Challenge: Copy each line below that contains "text".

--- Start of Data in this exercise ---

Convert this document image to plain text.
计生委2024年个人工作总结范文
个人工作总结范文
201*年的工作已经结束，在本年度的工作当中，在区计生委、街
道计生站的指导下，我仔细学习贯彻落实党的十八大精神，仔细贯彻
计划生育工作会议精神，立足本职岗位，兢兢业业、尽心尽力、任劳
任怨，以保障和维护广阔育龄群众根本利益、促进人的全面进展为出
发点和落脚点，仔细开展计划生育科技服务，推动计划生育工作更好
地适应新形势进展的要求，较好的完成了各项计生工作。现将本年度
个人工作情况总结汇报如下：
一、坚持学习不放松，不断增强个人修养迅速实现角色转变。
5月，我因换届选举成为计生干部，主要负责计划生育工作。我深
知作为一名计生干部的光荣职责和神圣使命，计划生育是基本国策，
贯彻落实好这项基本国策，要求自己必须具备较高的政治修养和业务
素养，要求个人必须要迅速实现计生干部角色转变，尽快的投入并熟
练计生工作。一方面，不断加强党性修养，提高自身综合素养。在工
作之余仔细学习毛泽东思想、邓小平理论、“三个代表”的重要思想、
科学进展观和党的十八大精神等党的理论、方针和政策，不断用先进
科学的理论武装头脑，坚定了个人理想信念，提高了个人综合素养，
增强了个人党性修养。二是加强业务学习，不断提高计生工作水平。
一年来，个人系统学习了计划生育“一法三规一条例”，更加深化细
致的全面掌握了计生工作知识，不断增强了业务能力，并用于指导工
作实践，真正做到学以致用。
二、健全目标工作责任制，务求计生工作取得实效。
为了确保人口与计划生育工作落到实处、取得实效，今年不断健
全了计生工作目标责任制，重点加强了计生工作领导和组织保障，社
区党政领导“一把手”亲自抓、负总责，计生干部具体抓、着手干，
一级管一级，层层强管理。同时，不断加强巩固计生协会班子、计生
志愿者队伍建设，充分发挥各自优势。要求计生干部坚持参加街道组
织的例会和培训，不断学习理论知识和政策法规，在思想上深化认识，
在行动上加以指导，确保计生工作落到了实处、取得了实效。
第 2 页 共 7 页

--- End of Data in this exercise ---
--- Start of Data in this exercise ---

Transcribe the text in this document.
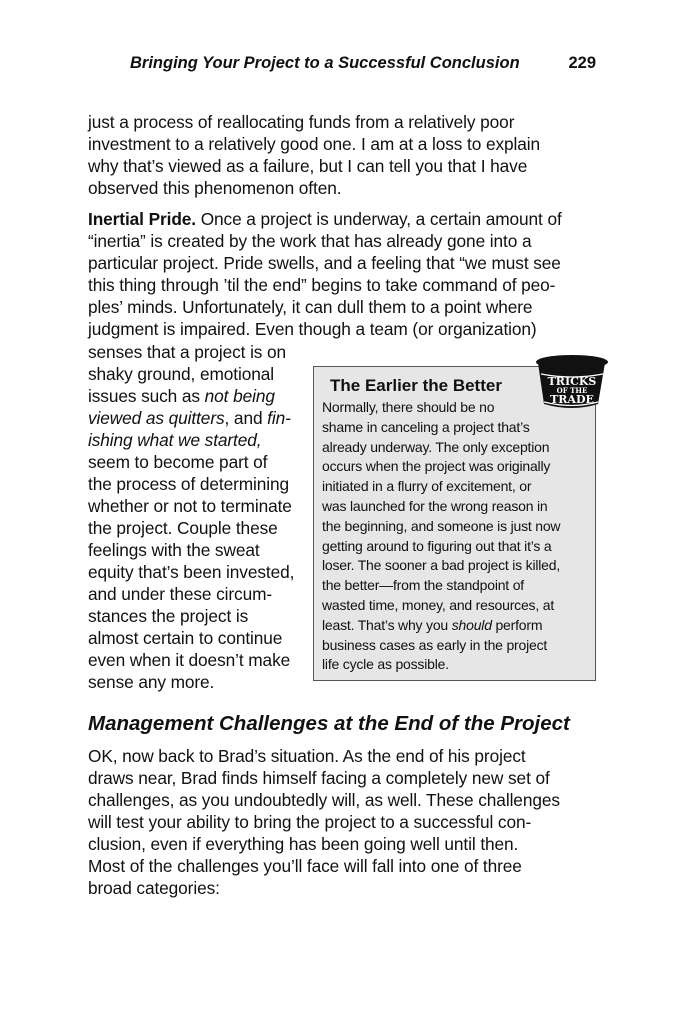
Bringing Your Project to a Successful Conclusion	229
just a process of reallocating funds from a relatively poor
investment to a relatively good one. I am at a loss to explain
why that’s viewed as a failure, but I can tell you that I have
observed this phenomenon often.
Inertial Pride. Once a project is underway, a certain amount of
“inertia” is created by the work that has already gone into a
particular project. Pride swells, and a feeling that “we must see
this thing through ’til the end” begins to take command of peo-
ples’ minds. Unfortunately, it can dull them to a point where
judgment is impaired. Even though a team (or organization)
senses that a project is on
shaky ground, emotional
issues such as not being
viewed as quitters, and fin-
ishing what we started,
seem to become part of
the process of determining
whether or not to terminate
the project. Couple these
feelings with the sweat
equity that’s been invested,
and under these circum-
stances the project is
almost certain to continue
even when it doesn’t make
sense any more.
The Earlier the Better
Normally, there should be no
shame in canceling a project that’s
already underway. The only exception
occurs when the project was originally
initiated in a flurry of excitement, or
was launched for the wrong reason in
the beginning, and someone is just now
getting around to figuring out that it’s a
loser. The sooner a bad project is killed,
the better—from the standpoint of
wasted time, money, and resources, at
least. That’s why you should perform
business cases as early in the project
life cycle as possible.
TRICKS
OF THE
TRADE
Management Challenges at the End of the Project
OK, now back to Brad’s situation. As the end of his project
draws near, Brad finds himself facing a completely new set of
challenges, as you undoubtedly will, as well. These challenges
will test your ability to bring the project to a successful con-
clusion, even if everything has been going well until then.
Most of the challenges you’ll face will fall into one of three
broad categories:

--- End of Data in this exercise ---

Result:
Convert this document image to plain text.
Transcribe the text in this document.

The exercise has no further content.